-- PROVIDED RECORDS start --

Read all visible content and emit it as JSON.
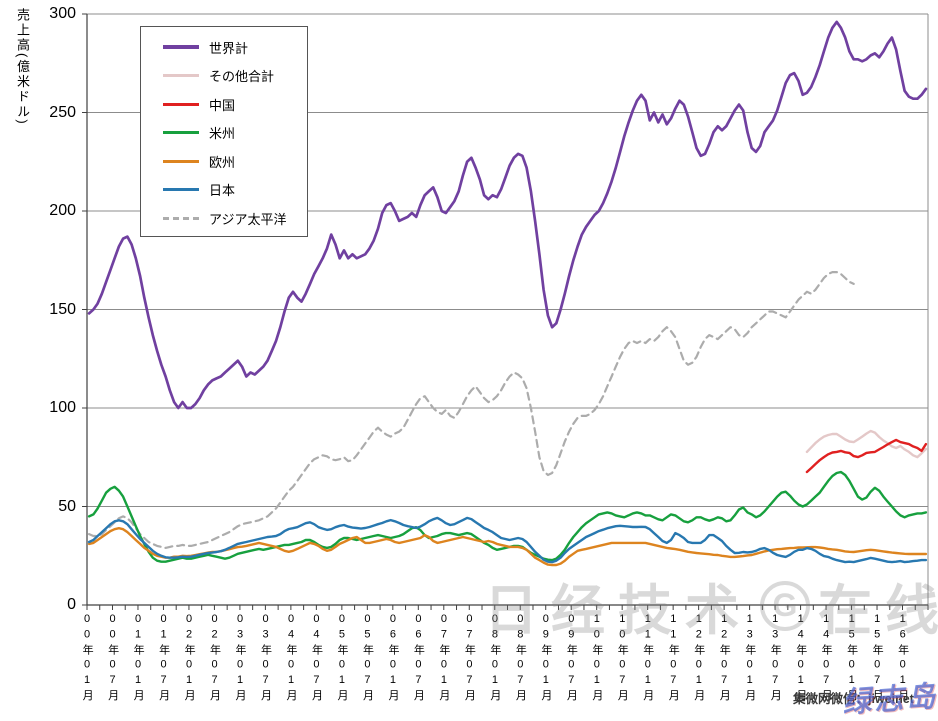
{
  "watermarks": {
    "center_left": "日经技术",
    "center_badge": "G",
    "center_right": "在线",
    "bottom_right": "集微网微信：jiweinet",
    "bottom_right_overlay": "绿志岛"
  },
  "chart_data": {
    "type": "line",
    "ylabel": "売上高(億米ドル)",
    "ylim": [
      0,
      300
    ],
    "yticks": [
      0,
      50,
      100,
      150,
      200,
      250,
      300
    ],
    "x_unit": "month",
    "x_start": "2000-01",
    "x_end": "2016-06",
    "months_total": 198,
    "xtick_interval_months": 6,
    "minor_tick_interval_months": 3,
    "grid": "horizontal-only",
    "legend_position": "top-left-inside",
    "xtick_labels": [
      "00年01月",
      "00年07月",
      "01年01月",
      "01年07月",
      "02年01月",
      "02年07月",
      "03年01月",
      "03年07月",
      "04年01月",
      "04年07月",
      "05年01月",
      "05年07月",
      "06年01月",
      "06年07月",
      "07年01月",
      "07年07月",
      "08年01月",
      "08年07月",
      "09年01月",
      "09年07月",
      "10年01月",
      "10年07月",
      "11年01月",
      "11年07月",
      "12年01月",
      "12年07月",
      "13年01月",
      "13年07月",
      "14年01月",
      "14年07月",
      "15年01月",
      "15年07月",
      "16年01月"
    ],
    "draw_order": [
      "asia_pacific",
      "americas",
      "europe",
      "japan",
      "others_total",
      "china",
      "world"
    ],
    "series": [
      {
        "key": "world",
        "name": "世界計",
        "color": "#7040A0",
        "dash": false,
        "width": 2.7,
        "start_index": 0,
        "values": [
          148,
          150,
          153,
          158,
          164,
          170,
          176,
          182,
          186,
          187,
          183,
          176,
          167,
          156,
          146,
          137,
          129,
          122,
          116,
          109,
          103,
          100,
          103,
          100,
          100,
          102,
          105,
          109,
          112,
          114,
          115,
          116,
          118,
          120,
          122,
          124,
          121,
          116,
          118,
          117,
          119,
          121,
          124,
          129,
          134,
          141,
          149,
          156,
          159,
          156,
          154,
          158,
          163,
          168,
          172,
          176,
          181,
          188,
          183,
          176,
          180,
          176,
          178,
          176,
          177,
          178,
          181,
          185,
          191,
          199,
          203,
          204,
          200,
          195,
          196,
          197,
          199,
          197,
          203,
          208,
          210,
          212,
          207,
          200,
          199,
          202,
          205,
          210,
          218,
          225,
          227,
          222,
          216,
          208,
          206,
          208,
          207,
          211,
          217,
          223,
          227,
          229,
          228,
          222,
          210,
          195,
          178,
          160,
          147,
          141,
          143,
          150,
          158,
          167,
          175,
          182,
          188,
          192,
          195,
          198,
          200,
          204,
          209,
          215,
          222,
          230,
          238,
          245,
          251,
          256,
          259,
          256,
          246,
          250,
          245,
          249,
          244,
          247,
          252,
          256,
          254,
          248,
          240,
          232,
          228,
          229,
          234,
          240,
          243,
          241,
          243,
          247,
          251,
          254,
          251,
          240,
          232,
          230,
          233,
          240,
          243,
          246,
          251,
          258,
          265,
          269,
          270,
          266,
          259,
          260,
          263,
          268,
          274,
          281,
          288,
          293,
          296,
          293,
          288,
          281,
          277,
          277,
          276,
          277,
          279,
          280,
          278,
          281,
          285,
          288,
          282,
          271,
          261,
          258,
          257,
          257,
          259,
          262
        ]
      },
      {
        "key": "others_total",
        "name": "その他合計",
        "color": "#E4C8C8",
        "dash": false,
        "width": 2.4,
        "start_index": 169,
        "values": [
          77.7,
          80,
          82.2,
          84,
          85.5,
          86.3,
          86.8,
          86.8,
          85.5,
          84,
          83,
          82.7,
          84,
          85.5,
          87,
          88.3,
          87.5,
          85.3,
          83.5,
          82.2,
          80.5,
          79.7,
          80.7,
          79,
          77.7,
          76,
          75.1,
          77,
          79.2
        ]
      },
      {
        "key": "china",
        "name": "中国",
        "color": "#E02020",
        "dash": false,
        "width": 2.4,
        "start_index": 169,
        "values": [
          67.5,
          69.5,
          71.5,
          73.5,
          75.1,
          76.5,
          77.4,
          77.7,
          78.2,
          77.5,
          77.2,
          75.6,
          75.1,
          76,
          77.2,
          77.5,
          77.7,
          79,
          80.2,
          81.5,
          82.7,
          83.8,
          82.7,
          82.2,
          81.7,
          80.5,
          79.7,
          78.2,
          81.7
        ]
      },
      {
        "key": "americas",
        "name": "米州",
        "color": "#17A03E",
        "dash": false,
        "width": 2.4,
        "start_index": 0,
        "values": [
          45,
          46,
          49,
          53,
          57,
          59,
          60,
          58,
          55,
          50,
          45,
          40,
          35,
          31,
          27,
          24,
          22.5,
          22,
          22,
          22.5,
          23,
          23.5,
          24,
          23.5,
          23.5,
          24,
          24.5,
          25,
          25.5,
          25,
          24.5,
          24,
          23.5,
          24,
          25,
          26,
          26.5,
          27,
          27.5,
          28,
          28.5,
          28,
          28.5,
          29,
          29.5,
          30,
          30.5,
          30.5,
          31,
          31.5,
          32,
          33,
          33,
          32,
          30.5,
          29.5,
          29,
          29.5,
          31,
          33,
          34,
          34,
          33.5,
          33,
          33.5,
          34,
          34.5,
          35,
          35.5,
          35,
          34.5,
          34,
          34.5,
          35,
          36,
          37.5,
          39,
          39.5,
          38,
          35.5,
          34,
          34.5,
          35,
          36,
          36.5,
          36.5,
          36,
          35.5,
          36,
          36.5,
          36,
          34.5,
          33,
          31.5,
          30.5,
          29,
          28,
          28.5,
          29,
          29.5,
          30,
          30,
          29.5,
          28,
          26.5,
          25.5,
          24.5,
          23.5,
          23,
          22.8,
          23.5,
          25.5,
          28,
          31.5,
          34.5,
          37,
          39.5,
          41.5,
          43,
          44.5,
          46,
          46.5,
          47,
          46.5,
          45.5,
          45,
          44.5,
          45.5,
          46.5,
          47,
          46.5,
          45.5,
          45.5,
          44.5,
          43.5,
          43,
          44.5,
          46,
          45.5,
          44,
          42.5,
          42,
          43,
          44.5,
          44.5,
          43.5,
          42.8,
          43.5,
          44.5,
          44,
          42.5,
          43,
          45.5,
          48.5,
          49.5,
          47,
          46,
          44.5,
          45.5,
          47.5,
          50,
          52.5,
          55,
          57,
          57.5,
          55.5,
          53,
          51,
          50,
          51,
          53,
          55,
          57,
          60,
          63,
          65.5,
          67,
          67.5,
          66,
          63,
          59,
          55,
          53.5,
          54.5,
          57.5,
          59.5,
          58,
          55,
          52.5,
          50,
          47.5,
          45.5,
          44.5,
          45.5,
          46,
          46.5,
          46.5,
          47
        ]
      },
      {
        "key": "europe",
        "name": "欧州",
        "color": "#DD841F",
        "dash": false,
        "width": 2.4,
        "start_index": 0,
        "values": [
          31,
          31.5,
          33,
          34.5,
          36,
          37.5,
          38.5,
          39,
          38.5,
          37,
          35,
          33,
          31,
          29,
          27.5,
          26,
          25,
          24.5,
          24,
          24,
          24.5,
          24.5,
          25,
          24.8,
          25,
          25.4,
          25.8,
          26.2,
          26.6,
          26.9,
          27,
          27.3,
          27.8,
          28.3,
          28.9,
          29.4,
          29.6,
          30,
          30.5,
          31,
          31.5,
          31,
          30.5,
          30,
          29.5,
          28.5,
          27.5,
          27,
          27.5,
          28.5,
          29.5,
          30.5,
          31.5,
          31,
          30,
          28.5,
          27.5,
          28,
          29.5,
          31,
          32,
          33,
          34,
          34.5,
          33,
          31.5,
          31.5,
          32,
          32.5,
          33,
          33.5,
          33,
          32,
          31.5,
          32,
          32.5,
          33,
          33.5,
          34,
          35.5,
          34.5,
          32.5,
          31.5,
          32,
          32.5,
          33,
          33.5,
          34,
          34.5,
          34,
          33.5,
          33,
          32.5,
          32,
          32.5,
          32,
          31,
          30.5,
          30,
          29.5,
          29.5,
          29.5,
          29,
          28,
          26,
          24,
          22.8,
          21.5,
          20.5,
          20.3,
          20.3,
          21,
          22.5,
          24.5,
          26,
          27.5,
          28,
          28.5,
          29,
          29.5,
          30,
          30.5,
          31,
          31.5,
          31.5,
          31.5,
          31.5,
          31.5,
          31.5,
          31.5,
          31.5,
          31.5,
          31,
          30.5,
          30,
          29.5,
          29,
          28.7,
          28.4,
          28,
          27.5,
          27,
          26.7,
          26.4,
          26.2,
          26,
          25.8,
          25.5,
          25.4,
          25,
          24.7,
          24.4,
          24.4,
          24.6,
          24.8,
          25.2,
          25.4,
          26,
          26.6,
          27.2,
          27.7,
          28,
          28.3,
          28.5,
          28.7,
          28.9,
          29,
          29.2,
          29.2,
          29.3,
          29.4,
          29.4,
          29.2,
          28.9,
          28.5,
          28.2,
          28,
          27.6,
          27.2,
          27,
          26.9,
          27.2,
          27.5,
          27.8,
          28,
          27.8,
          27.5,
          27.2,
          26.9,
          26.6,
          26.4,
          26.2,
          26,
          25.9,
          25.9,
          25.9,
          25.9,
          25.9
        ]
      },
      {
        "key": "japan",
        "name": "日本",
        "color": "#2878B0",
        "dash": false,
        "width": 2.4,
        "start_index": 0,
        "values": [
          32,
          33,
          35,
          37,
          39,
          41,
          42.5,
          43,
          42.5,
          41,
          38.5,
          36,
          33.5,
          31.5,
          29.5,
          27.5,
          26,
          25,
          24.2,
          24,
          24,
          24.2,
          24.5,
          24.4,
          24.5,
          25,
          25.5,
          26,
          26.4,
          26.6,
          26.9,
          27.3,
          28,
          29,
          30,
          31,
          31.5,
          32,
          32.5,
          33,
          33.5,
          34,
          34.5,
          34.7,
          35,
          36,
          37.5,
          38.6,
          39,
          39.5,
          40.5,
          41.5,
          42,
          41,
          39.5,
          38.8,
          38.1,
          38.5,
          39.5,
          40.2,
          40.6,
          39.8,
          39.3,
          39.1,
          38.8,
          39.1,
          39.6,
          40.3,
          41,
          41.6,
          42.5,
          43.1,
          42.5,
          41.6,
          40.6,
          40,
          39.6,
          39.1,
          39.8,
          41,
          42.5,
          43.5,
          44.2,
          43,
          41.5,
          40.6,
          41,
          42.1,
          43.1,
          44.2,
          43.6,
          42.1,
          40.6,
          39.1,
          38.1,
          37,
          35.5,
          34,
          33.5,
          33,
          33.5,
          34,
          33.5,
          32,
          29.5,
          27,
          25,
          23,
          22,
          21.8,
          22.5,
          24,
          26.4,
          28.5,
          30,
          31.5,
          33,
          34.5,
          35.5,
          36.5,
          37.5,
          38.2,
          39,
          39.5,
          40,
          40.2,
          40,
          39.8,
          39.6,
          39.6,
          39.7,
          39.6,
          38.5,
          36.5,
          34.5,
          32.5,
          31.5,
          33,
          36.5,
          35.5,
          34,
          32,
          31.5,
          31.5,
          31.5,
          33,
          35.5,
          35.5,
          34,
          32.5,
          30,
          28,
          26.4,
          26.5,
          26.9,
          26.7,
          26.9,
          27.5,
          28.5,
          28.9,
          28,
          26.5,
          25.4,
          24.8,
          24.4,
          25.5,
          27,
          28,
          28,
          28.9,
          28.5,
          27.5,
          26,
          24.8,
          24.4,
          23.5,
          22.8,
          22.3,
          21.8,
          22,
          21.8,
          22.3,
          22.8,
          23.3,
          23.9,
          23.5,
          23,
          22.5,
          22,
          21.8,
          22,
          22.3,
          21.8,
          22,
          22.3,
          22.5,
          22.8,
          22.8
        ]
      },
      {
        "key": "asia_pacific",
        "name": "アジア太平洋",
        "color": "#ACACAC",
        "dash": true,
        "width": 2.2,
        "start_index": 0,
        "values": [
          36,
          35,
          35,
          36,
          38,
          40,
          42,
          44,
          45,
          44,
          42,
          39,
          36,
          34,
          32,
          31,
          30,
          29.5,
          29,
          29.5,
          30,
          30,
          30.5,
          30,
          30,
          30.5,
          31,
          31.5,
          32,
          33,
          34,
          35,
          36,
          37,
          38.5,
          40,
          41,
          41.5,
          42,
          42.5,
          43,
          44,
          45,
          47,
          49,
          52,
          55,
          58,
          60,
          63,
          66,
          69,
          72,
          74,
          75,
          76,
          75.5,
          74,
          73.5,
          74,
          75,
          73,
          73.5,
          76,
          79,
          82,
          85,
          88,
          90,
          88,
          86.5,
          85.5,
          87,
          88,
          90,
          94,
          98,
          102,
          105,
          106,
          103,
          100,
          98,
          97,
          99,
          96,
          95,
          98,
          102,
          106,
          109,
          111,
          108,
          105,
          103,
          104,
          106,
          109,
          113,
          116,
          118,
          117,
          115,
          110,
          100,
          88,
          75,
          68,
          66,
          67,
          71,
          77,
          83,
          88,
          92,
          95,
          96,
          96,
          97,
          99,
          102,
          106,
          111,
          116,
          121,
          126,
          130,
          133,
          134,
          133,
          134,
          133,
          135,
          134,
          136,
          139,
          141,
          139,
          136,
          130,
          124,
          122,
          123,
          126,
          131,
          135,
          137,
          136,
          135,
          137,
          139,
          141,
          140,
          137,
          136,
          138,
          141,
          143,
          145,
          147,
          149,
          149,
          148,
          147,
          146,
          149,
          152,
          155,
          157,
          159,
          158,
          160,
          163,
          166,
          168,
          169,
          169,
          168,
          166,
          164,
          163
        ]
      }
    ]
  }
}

-- PROVIDED RECORDS end --

### REQUIREMENTS
Tally the lines of the data that contain the string "name" and report the total alone.

### RESPONSE
7